◆ **WHAT THE TASK ASKS**
Everything in the data should be repeated exactly, save for the images.

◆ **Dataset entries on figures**
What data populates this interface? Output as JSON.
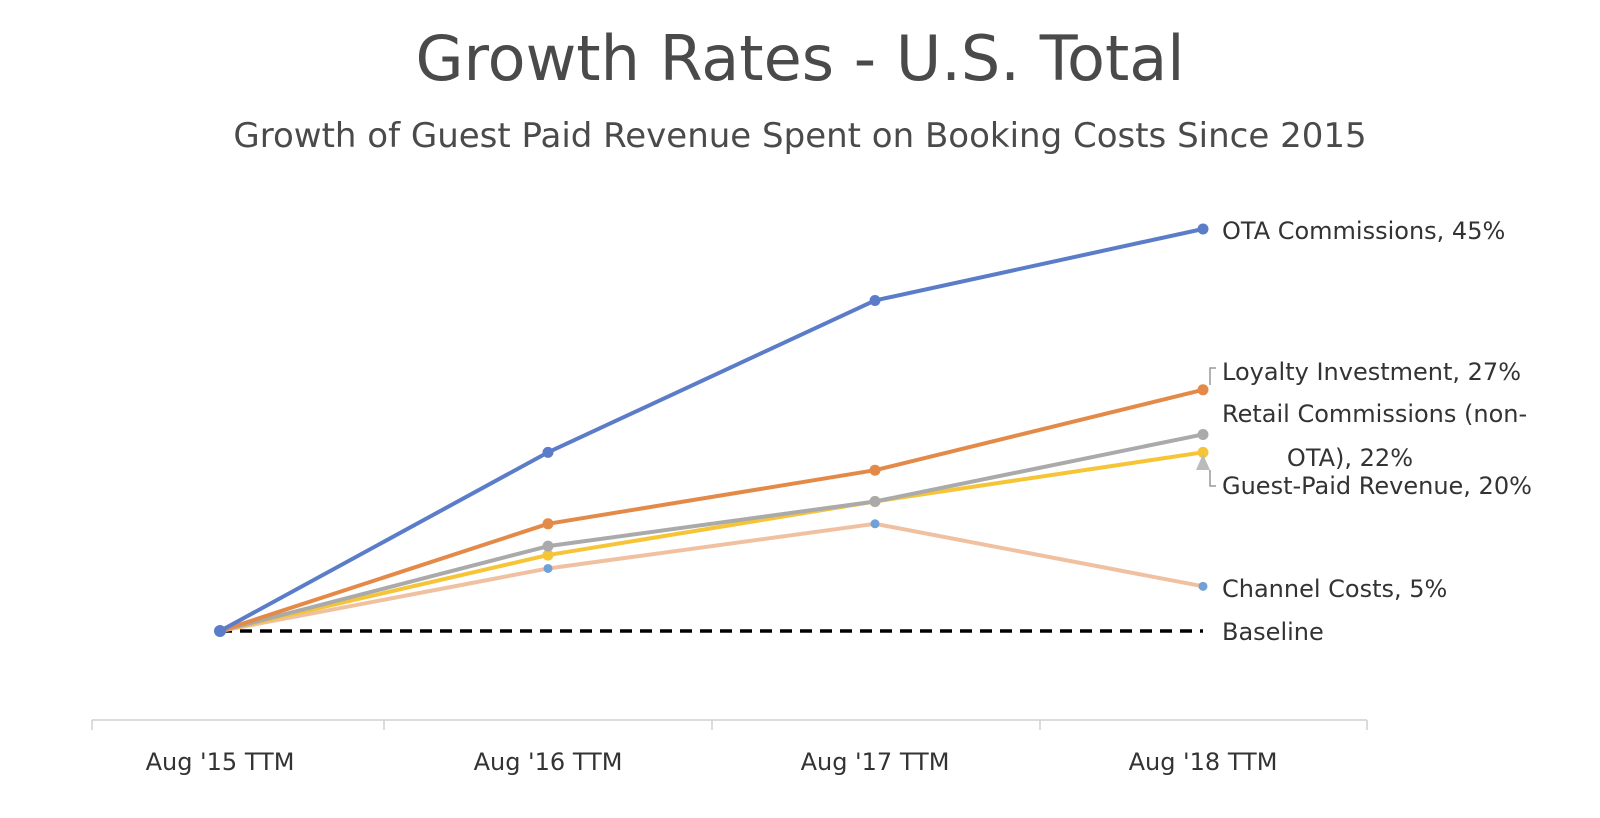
{
  "chart_data": {
    "type": "line",
    "title": "Growth Rates - U.S. Total",
    "subtitle": "Growth of Guest Paid Revenue Spent on Booking Costs Since 2015",
    "categories": [
      "Aug '15 TTM",
      "Aug '16 TTM",
      "Aug '17 TTM",
      "Aug '18 TTM"
    ],
    "ylim": [
      -10,
      45
    ],
    "grid": false,
    "series": [
      {
        "name": "OTA Commissions",
        "values": [
          0,
          20,
          37,
          45
        ],
        "color": "#5b7cc9",
        "end_label": "OTA Commissions, 45%"
      },
      {
        "name": "Loyalty Investment",
        "values": [
          0,
          12,
          18,
          27
        ],
        "color": "#e48a49",
        "end_label": "Loyalty Investment, 27%"
      },
      {
        "name": "Retail Commissions (non-OTA)",
        "values": [
          0,
          9.5,
          14.5,
          22
        ],
        "color": "#aaaaaa",
        "end_label_line1": "Retail Commissions (non-",
        "end_label_line2": "OTA), 22%"
      },
      {
        "name": "Guest-Paid Revenue",
        "values": [
          0,
          8.5,
          14.5,
          20
        ],
        "color": "#f5c537",
        "end_label": "Guest-Paid Revenue, 20%"
      },
      {
        "name": "Channel Costs",
        "values": [
          0,
          7,
          12,
          5
        ],
        "color": "#f0c1a0",
        "marker_color": "#6fa0d8",
        "end_label": "Channel Costs, 5%"
      },
      {
        "name": "Baseline",
        "values": [
          0,
          0,
          0,
          0
        ],
        "color": "#000000",
        "dashed": true,
        "end_label": "Baseline"
      }
    ]
  }
}
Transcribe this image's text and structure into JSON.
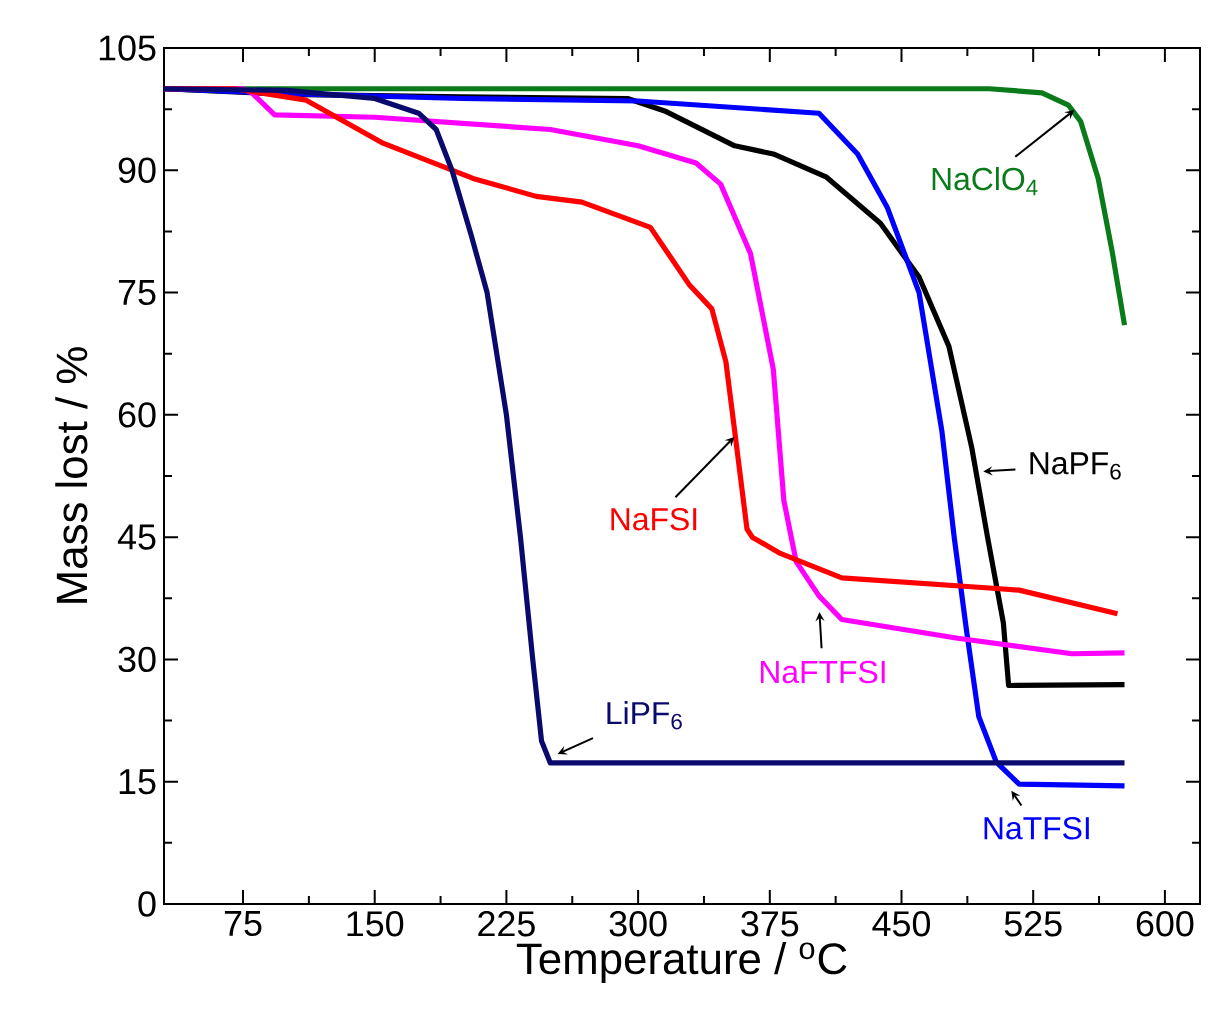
{
  "chart_data": {
    "type": "line",
    "xlabel": "Temperature / $^{o}$C",
    "ylabel": "Mass lost  / %",
    "xlim": [
      30,
      620
    ],
    "ylim": [
      0,
      105
    ],
    "xticks": [
      75,
      150,
      225,
      300,
      375,
      450,
      525,
      600
    ],
    "yticks": [
      0,
      15,
      30,
      45,
      60,
      75,
      90,
      105
    ],
    "grid": false,
    "marker": "none",
    "line_style": "solid",
    "series": [
      {
        "color": "#0a7a1a",
        "x": [
          30,
          300,
          500,
          530,
          545,
          552,
          562,
          570,
          577
        ],
        "values": [
          100,
          100,
          100,
          99.5,
          98,
          96,
          89,
          80,
          71
        ]
      },
      {
        "color": "#000000",
        "x": [
          30,
          100,
          200,
          294,
          316,
          355,
          377,
          407,
          438,
          460,
          477,
          490,
          499,
          508,
          511,
          577
        ],
        "values": [
          100,
          99.3,
          99,
          98.8,
          97.2,
          93,
          92,
          89.2,
          83.5,
          76.9,
          68.4,
          56,
          45,
          34.5,
          26.8,
          26.9
        ]
      },
      {
        "color": "#0000ff",
        "x": [
          30,
          100,
          200,
          300,
          403,
          425,
          442,
          460,
          473,
          480,
          487,
          494,
          504,
          517,
          577
        ],
        "values": [
          100,
          99.4,
          98.8,
          98.5,
          97,
          92,
          85.4,
          75,
          58,
          45,
          33.6,
          23,
          17.4,
          14.7,
          14.5
        ]
      },
      {
        "color": "#ff00ff",
        "x": [
          30,
          75,
          80,
          93,
          150,
          250,
          300,
          333,
          347,
          364,
          377,
          383,
          390,
          403,
          416,
          482,
          547,
          577
        ],
        "values": [
          100,
          100,
          99.5,
          96.8,
          96.5,
          95,
          93,
          90.9,
          88.3,
          79.8,
          65.6,
          49.5,
          42,
          37.8,
          34.9,
          32.6,
          30.7,
          30.8
        ]
      },
      {
        "color": "#ff0000",
        "x": [
          30,
          70,
          111,
          154,
          206,
          242,
          268,
          307,
          329,
          342,
          350,
          355,
          362,
          365,
          381,
          416,
          504,
          517,
          573
        ],
        "values": [
          100,
          100,
          98.6,
          93.4,
          89,
          86.8,
          86.1,
          83,
          76,
          73,
          66.5,
          58,
          46,
          45,
          43,
          40,
          38.7,
          38.5,
          35.6
        ]
      },
      {
        "color": "#0a0a6e",
        "x": [
          30,
          100,
          150,
          175,
          185,
          194,
          205,
          214,
          225,
          233,
          240,
          245,
          250,
          577
        ],
        "values": [
          100,
          99.8,
          98.8,
          97,
          95,
          90,
          82,
          75,
          60,
          45,
          30,
          20,
          17.3,
          17.3
        ]
      }
    ],
    "annotations": [
      {
        "text": "NaClO$_{4}$",
        "x": 552,
        "y": 98
      },
      {
        "text": "NaPF$_{6}$",
        "x": 492,
        "y": 53
      },
      {
        "text": "NaTFSI",
        "x": 510,
        "y": 14.7
      },
      {
        "text": "NaFTFSI",
        "x": 403,
        "y": 36.8
      },
      {
        "text": "NaFSI",
        "x": 358,
        "y": 58
      },
      {
        "text": "LiPF$_{6}$",
        "x": 250,
        "y": 18
      }
    ]
  }
}
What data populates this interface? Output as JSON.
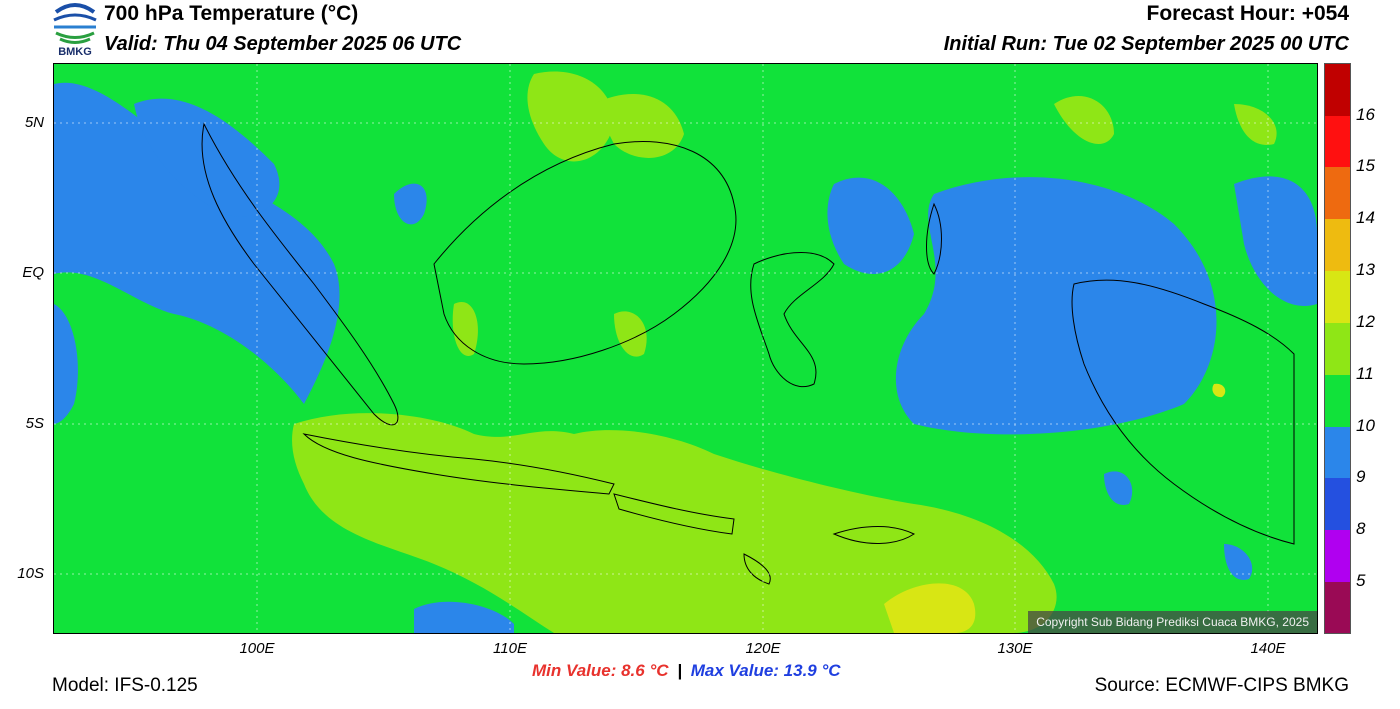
{
  "header": {
    "logo_text": "BMKG",
    "title": "700 hPa Temperature (°C)",
    "valid": "Valid: Thu 04 September 2025 06 UTC",
    "forecast_hour": "Forecast Hour: +054",
    "initial_run": "Initial Run: Tue 02 September 2025 00 UTC"
  },
  "map": {
    "lat_labels": [
      "5N",
      "EQ",
      "5S",
      "10S"
    ],
    "lon_labels": [
      "100E",
      "110E",
      "120E",
      "130E",
      "140E"
    ],
    "copyright": "Copyright Sub Bidang Prediksi Cuaca BMKG, 2025"
  },
  "colorbar": {
    "labels": [
      "16",
      "15",
      "14",
      "13",
      "12",
      "11",
      "10",
      "9",
      "8",
      "5"
    ],
    "colors": [
      "#c00000",
      "#ff1010",
      "#ee6a10",
      "#eebb10",
      "#d8e614",
      "#8fe616",
      "#11e23a",
      "#2b86ea",
      "#2450e0",
      "#b000f0",
      "#9a0a55"
    ]
  },
  "footer": {
    "model": "Model: IFS-0.125",
    "min_value": "Min Value: 8.6 °C",
    "separator": "|",
    "max_value": "Max Value: 13.9 °C",
    "source": "Source: ECMWF-CIPS BMKG"
  }
}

◆ **SOLVED EXERCISE**
What data populates this interface? Output as JSON.
{
  "chart_data": {
    "type": "line",
    "title": "Growth Rates - U.S. Total",
    "subtitle": "Growth of Guest Paid Revenue Spent on Booking Costs Since 2015",
    "categories": [
      "Aug '15 TTM",
      "Aug '16 TTM",
      "Aug '17 TTM",
      "Aug '18 TTM"
    ],
    "ylim": [
      -10,
      45
    ],
    "grid": false,
    "series": [
      {
        "name": "OTA Commissions",
        "values": [
          0,
          20,
          37,
          45
        ],
        "color": "#5b7cc9",
        "end_label": "OTA Commissions, 45%"
      },
      {
        "name": "Loyalty Investment",
        "values": [
          0,
          12,
          18,
          27
        ],
        "color": "#e48a49",
        "end_label": "Loyalty Investment, 27%"
      },
      {
        "name": "Retail Commissions (non-OTA)",
        "values": [
          0,
          9.5,
          14.5,
          22
        ],
        "color": "#aaaaaa",
        "end_label_line1": "Retail Commissions (non-",
        "end_label_line2": "OTA), 22%"
      },
      {
        "name": "Guest-Paid Revenue",
        "values": [
          0,
          8.5,
          14.5,
          20
        ],
        "color": "#f5c537",
        "end_label": "Guest-Paid Revenue, 20%"
      },
      {
        "name": "Channel Costs",
        "values": [
          0,
          7,
          12,
          5
        ],
        "color": "#f0c1a0",
        "marker_color": "#6fa0d8",
        "end_label": "Channel Costs, 5%"
      },
      {
        "name": "Baseline",
        "values": [
          0,
          0,
          0,
          0
        ],
        "color": "#000000",
        "dashed": true,
        "end_label": "Baseline"
      }
    ]
  }
}
Transcribe this image's text and structure into JSON.
{
  "chart_data": {
    "type": "line",
    "xlabel": "Temperature / $^{o}$C",
    "ylabel": "Mass lost  / %",
    "xlim": [
      30,
      620
    ],
    "ylim": [
      0,
      105
    ],
    "xticks": [
      75,
      150,
      225,
      300,
      375,
      450,
      525,
      600
    ],
    "yticks": [
      0,
      15,
      30,
      45,
      60,
      75,
      90,
      105
    ],
    "grid": false,
    "marker": "none",
    "line_style": "solid",
    "series": [
      {
        "color": "#0a7a1a",
        "x": [
          30,
          300,
          500,
          530,
          545,
          552,
          562,
          570,
          577
        ],
        "values": [
          100,
          100,
          100,
          99.5,
          98,
          96,
          89,
          80,
          71
        ]
      },
      {
        "color": "#000000",
        "x": [
          30,
          100,
          200,
          294,
          316,
          355,
          377,
          407,
          438,
          460,
          477,
          490,
          499,
          508,
          511,
          577
        ],
        "values": [
          100,
          99.3,
          99,
          98.8,
          97.2,
          93,
          92,
          89.2,
          83.5,
          76.9,
          68.4,
          56,
          45,
          34.5,
          26.8,
          26.9
        ]
      },
      {
        "color": "#0000ff",
        "x": [
          30,
          100,
          200,
          300,
          403,
          425,
          442,
          460,
          473,
          480,
          487,
          494,
          504,
          517,
          577
        ],
        "values": [
          100,
          99.4,
          98.8,
          98.5,
          97,
          92,
          85.4,
          75,
          58,
          45,
          33.6,
          23,
          17.4,
          14.7,
          14.5
        ]
      },
      {
        "color": "#ff00ff",
        "x": [
          30,
          75,
          80,
          93,
          150,
          250,
          300,
          333,
          347,
          364,
          377,
          383,
          390,
          403,
          416,
          482,
          547,
          577
        ],
        "values": [
          100,
          100,
          99.5,
          96.8,
          96.5,
          95,
          93,
          90.9,
          88.3,
          79.8,
          65.6,
          49.5,
          42,
          37.8,
          34.9,
          32.6,
          30.7,
          30.8
        ]
      },
      {
        "color": "#ff0000",
        "x": [
          30,
          70,
          111,
          154,
          206,
          242,
          268,
          307,
          329,
          342,
          350,
          355,
          362,
          365,
          381,
          416,
          504,
          517,
          573
        ],
        "values": [
          100,
          100,
          98.6,
          93.4,
          89,
          86.8,
          86.1,
          83,
          76,
          73,
          66.5,
          58,
          46,
          45,
          43,
          40,
          38.7,
          38.5,
          35.6
        ]
      },
      {
        "color": "#0a0a6e",
        "x": [
          30,
          100,
          150,
          175,
          185,
          194,
          205,
          214,
          225,
          233,
          240,
          245,
          250,
          577
        ],
        "values": [
          100,
          99.8,
          98.8,
          97,
          95,
          90,
          82,
          75,
          60,
          45,
          30,
          20,
          17.3,
          17.3
        ]
      }
    ],
    "annotations": [
      {
        "text": "NaClO$_{4}$",
        "x": 552,
        "y": 98
      },
      {
        "text": "NaPF$_{6}$",
        "x": 492,
        "y": 53
      },
      {
        "text": "NaTFSI",
        "x": 510,
        "y": 14.7
      },
      {
        "text": "NaFTFSI",
        "x": 403,
        "y": 36.8
      },
      {
        "text": "NaFSI",
        "x": 358,
        "y": 58
      },
      {
        "text": "LiPF$_{6}$",
        "x": 250,
        "y": 18
      }
    ]
  }
}
What data populates this interface? Output as JSON.
{
  "header": {
    "logo_text": "BMKG",
    "title": "700 hPa Temperature (°C)",
    "valid": "Valid: Thu 04 September 2025 06 UTC",
    "forecast_hour": "Forecast Hour: +054",
    "initial_run": "Initial Run: Tue 02 September 2025 00 UTC"
  },
  "map": {
    "lat_labels": [
      "5N",
      "EQ",
      "5S",
      "10S"
    ],
    "lon_labels": [
      "100E",
      "110E",
      "120E",
      "130E",
      "140E"
    ],
    "copyright": "Copyright Sub Bidang Prediksi Cuaca BMKG, 2025"
  },
  "colorbar": {
    "labels": [
      "16",
      "15",
      "14",
      "13",
      "12",
      "11",
      "10",
      "9",
      "8",
      "5"
    ],
    "colors": [
      "#c00000",
      "#ff1010",
      "#ee6a10",
      "#eebb10",
      "#d8e614",
      "#8fe616",
      "#11e23a",
      "#2b86ea",
      "#2450e0",
      "#b000f0",
      "#9a0a55"
    ]
  },
  "footer": {
    "model": "Model: IFS-0.125",
    "min_value": "Min Value: 8.6 °C",
    "separator": "|",
    "max_value": "Max Value: 13.9 °C",
    "source": "Source: ECMWF-CIPS BMKG"
  }
}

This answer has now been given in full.